_WRITTEN REQUEST_
Gather every line that includes the word "числе", please.

_DATASET RECORDS_

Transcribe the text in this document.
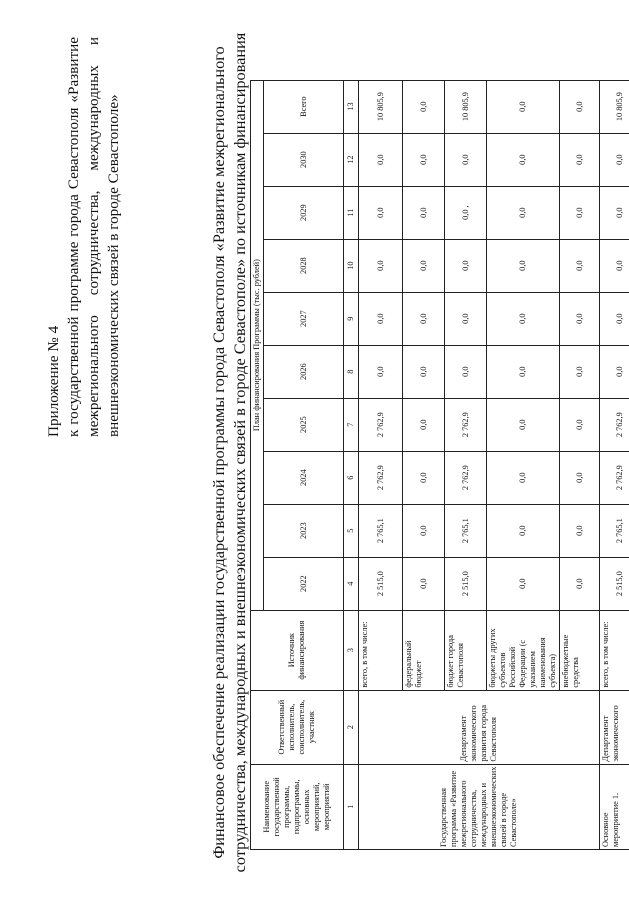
Приложение № 4 к государственной программе города Севастополя «Развитие межрегионального сотрудничества, международных и внешнеэкономических связей в городе Севастополе»	Финансовое обеспечение реализации государственной программы города Севастополя «Развитие межрегионального сотрудничества, международных и внешнеэкономических связей в городе Севастополе» по источникам финансирования Наименование государственной программы, подпрограммы, основных мероприятий, мероприятий	Ответственный исполнитель, соисполнитель, участник	Источник финансирования	План финансирования Программы (тыс. рублей)									
			2022	2023	2024	2025	2026	2027	2028	2029	2030	Всего
1	2	3	4	5	6	7	8	9	10	11	12	13
Государственная программа «Развитие межрегионального сотрудничества, международных и внешнеэкономических связей в городе Севастополе»	Департамент экономического развития города Севастополя	всего, в том числе:	2 515,0	2 765,1	2 762,9	2 762,9	0,0	0,0	0,0	0,0	0,0	10 805,9
		федеральный бюджет	0,0	0,0	0,0	0,0	0,0	0,0	0,0	0,0	0,0	0,0
		бюджет города Севастополя	2 515,0	2 765,1	2 762,9	2 762,9	0,0	0,0	0,0	0,0 ,	0,0	10 805,9
		бюджеты других субъектов Российской Федерации (с указанием наименования субъекта)	0,0	0,0	0,0	0,0	0,0	0,0	0,0	0,0	0,0	0,0
		внебюджетные средства	0,0	0,0	0,0	0,0	0,0	0,0	0,0	0,0	0,0	0,0
Основное мероприятие 1.	Департамент экономического	всего, в том числе:	2 515,0	2 765,1	2 762,9	2 762,9	0,0	0,0	0,0	0,0	0,0	10 805,9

_PROBLEM SOLUTION_
Государственная программа «Развитие межрегионального сотрудничества, международных и внешнеэкономических связей в городе Севастополе»	Департамент экономического развития города Севастополя	всего, в том числе:	2 515,0	2 765,1	2 762,9	2 762,9	0,0	0,0	0,0	0,0	0,0	10 805,9
Основное мероприятие 1.	Департамент экономического	всего, в том числе:	2 515,0	2 765,1	2 762,9	2 762,9	0,0	0,0	0,0	0,0	0,0	10 805,9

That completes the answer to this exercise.